>> start Exercise inputs
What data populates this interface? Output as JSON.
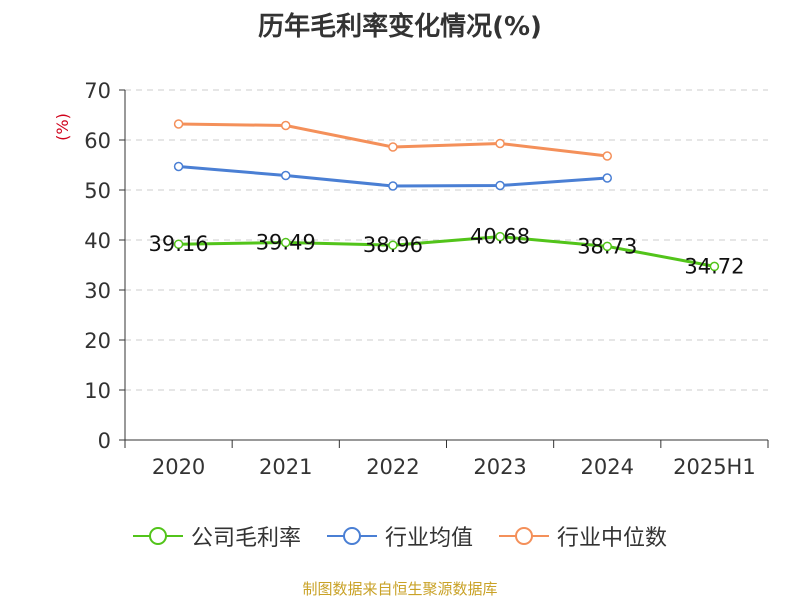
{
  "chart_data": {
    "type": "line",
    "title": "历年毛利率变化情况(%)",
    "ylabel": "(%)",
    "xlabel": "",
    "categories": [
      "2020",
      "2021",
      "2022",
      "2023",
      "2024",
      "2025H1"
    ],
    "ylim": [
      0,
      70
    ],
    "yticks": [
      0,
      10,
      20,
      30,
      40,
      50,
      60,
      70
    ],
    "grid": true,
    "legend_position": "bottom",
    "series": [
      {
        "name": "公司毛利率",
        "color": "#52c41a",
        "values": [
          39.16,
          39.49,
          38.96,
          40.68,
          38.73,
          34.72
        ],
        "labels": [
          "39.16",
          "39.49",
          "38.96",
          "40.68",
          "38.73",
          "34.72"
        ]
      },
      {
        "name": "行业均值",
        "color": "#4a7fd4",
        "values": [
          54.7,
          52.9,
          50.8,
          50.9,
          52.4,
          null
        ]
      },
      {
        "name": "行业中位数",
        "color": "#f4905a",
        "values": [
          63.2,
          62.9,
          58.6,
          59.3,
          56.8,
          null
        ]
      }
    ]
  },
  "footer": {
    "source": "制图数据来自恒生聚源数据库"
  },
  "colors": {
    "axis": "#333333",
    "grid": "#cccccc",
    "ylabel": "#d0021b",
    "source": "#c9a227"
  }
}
>> end Exercise inputs
>> start Exercise inputs
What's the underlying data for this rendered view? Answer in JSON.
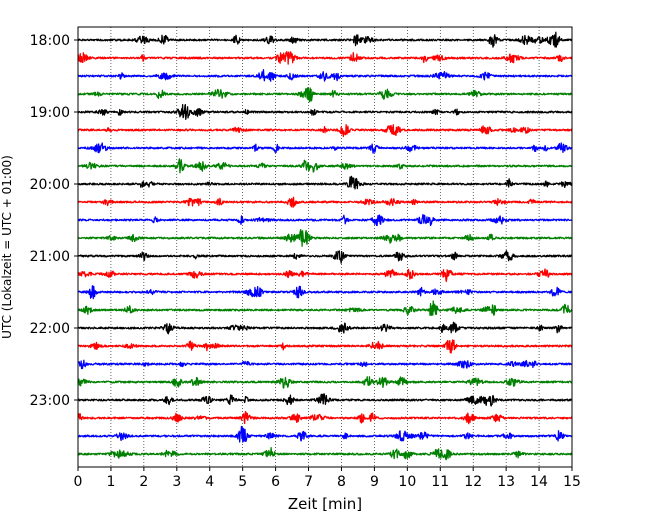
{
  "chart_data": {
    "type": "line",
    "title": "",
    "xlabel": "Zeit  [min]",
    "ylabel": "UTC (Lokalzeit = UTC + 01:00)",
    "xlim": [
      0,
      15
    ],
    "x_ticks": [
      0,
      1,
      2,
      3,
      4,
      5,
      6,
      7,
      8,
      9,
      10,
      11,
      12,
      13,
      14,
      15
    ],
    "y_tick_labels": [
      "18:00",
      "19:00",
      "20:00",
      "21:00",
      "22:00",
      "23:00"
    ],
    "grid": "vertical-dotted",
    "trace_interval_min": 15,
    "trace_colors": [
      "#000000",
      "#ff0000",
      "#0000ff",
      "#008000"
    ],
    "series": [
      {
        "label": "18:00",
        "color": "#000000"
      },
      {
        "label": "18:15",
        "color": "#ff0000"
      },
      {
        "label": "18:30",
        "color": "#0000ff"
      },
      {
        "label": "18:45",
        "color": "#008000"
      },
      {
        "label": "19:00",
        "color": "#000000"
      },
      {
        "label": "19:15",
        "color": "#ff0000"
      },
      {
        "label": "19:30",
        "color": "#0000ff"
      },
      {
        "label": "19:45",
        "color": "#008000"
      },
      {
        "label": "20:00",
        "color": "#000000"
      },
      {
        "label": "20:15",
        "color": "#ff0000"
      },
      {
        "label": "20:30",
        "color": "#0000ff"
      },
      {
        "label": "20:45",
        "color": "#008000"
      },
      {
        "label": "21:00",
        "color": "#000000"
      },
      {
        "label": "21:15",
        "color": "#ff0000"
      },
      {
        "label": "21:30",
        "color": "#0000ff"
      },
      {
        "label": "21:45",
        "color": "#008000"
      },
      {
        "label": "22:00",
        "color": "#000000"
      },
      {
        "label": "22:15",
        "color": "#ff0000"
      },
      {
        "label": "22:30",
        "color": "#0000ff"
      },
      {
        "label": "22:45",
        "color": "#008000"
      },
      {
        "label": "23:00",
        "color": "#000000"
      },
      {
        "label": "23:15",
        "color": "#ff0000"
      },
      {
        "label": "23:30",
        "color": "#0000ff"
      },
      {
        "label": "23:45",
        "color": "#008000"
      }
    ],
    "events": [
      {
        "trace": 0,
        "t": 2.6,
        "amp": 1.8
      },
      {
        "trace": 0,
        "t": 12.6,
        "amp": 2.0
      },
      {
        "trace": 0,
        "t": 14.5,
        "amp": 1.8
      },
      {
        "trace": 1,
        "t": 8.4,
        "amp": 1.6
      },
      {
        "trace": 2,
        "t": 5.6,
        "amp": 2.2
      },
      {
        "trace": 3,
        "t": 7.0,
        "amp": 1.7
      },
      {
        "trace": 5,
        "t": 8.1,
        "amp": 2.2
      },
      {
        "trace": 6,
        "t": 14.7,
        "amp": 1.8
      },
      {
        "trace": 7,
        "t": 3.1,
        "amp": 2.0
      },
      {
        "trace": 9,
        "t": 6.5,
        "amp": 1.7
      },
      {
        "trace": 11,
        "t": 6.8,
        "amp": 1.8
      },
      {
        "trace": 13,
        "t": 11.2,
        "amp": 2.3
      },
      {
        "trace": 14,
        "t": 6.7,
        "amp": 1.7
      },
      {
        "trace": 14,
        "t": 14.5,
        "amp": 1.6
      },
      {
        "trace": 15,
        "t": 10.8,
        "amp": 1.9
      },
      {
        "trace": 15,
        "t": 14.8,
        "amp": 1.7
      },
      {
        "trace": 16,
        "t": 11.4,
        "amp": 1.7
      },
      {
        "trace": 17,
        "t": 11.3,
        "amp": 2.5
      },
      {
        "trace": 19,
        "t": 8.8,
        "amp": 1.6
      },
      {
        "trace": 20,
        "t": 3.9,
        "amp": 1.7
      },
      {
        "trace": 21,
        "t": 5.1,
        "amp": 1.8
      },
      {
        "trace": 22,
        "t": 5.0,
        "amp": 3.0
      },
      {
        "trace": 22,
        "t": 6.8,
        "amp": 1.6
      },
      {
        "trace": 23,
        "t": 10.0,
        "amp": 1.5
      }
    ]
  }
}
>> end Exercise inputs
>> start Exercise inputs
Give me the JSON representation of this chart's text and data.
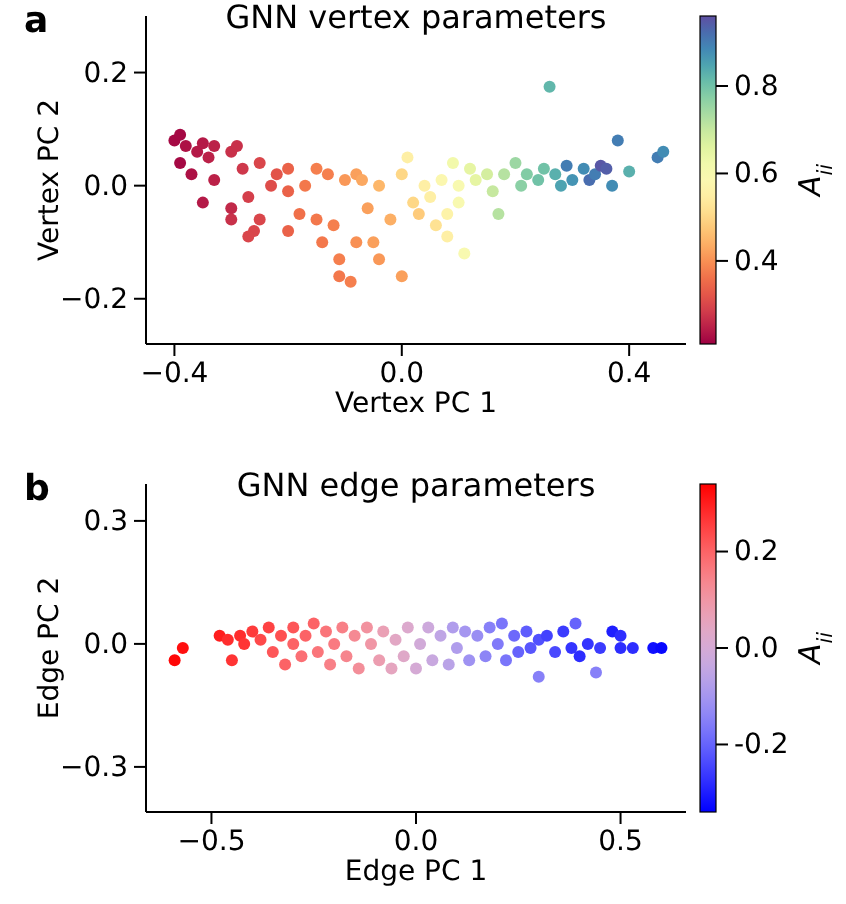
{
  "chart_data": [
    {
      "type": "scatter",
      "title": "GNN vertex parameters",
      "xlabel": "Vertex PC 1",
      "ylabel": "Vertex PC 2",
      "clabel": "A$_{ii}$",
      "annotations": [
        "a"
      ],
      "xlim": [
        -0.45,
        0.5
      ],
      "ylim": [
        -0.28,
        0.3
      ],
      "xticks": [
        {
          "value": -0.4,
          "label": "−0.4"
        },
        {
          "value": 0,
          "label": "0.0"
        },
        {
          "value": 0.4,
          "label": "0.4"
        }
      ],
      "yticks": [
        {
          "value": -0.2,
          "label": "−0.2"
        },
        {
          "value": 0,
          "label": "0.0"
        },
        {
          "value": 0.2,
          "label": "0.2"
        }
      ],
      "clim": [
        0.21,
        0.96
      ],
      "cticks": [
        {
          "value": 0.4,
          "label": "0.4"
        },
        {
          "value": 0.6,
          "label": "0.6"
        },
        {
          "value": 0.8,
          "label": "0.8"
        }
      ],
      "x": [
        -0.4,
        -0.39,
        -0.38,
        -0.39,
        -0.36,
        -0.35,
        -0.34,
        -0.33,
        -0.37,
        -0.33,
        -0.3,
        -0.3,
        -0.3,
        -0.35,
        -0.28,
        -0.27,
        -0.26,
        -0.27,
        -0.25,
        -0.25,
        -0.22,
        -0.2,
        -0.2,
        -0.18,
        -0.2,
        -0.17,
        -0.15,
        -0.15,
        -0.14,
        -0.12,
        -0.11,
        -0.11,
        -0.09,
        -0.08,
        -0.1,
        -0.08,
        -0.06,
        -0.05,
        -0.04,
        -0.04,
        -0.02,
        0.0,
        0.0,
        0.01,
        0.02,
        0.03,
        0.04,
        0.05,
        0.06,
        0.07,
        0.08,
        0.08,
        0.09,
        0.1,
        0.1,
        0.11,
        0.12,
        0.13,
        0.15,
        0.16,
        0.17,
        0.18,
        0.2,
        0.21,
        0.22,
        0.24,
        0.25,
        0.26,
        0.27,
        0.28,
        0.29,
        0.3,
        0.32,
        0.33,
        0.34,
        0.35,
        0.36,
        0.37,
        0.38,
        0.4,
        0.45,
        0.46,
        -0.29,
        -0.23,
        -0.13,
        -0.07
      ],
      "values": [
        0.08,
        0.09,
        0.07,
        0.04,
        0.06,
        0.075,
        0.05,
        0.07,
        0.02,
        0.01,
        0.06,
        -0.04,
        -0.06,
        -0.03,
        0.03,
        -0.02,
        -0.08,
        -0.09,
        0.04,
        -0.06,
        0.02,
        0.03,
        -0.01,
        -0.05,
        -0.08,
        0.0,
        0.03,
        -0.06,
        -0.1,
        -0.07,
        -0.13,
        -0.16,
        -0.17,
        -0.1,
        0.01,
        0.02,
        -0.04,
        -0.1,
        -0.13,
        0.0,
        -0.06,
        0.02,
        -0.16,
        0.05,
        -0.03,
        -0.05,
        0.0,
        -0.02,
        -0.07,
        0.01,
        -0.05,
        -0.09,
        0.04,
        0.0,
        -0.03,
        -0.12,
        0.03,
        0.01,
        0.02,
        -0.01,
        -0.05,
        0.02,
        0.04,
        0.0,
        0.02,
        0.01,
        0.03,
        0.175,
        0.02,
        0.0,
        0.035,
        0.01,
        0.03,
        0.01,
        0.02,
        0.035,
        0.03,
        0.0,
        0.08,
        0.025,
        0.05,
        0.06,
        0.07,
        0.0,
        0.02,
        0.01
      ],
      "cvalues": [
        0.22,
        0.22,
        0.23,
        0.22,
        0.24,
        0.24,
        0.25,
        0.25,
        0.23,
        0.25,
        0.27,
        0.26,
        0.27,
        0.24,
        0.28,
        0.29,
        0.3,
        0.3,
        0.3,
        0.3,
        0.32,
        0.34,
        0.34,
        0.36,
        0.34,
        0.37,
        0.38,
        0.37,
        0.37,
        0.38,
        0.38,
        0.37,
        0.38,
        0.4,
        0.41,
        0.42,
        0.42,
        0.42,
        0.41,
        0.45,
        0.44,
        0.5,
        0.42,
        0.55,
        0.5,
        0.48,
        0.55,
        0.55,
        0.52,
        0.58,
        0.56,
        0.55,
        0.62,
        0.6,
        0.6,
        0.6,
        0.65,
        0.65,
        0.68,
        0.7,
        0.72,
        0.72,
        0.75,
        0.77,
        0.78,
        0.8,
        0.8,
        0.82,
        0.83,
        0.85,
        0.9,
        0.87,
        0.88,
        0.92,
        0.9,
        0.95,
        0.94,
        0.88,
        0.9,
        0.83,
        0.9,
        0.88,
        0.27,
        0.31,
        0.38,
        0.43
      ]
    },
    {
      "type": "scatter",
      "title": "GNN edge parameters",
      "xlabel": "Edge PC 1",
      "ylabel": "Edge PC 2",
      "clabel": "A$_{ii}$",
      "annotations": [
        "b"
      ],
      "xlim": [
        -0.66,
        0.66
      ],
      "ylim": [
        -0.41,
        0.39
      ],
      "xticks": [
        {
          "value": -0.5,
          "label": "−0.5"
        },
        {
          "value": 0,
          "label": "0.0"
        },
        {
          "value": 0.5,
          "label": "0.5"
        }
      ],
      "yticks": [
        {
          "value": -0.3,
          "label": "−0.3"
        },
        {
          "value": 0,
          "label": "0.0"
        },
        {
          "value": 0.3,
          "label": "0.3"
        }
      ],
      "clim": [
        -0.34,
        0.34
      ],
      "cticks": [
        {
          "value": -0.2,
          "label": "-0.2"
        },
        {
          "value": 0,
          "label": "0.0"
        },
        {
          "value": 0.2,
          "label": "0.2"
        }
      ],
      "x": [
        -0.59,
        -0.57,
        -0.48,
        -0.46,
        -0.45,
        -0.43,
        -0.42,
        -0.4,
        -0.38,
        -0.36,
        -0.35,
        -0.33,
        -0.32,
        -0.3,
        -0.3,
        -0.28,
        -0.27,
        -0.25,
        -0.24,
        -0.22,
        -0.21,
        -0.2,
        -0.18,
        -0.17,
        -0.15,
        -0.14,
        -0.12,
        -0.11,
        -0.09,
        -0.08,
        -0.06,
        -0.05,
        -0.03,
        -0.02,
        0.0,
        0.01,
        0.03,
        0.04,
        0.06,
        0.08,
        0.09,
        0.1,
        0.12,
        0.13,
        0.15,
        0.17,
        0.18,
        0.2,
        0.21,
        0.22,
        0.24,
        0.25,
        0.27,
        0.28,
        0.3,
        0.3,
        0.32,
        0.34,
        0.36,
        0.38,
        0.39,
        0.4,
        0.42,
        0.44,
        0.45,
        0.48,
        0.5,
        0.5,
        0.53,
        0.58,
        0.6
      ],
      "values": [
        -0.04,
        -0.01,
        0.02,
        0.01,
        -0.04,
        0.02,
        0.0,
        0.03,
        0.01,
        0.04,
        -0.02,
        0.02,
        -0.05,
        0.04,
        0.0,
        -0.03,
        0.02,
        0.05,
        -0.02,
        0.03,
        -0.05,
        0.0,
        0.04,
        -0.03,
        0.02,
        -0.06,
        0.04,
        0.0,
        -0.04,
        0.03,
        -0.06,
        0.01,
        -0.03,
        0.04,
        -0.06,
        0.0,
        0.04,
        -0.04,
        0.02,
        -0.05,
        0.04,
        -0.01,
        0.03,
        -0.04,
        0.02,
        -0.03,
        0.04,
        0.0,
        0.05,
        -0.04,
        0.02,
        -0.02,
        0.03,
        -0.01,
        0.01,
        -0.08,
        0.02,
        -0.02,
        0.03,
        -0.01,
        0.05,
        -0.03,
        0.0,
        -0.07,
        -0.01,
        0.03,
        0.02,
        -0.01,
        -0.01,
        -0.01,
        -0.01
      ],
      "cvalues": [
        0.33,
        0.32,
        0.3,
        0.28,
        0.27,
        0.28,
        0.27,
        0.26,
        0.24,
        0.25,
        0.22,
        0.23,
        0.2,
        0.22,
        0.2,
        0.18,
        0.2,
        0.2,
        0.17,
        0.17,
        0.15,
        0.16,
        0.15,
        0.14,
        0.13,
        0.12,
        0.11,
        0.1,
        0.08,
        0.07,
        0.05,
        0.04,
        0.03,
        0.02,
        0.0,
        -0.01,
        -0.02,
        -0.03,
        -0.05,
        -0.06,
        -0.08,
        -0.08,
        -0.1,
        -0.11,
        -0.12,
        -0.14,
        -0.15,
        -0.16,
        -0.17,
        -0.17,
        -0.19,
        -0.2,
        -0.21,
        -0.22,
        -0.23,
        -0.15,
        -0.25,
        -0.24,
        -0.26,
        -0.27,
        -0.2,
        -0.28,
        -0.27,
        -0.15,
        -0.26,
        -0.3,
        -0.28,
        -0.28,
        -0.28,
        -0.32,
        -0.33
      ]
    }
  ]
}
>> end Exercise inputs
▶ **Objective**: Look for the word "title" and return every line where it occurs.

▶ **Response to this exercise**:
    "title": "历年毛利率变化情况(%)",
    "title": "",
      "title": "GNN vertex parameters",
      "title": "GNN edge parameters",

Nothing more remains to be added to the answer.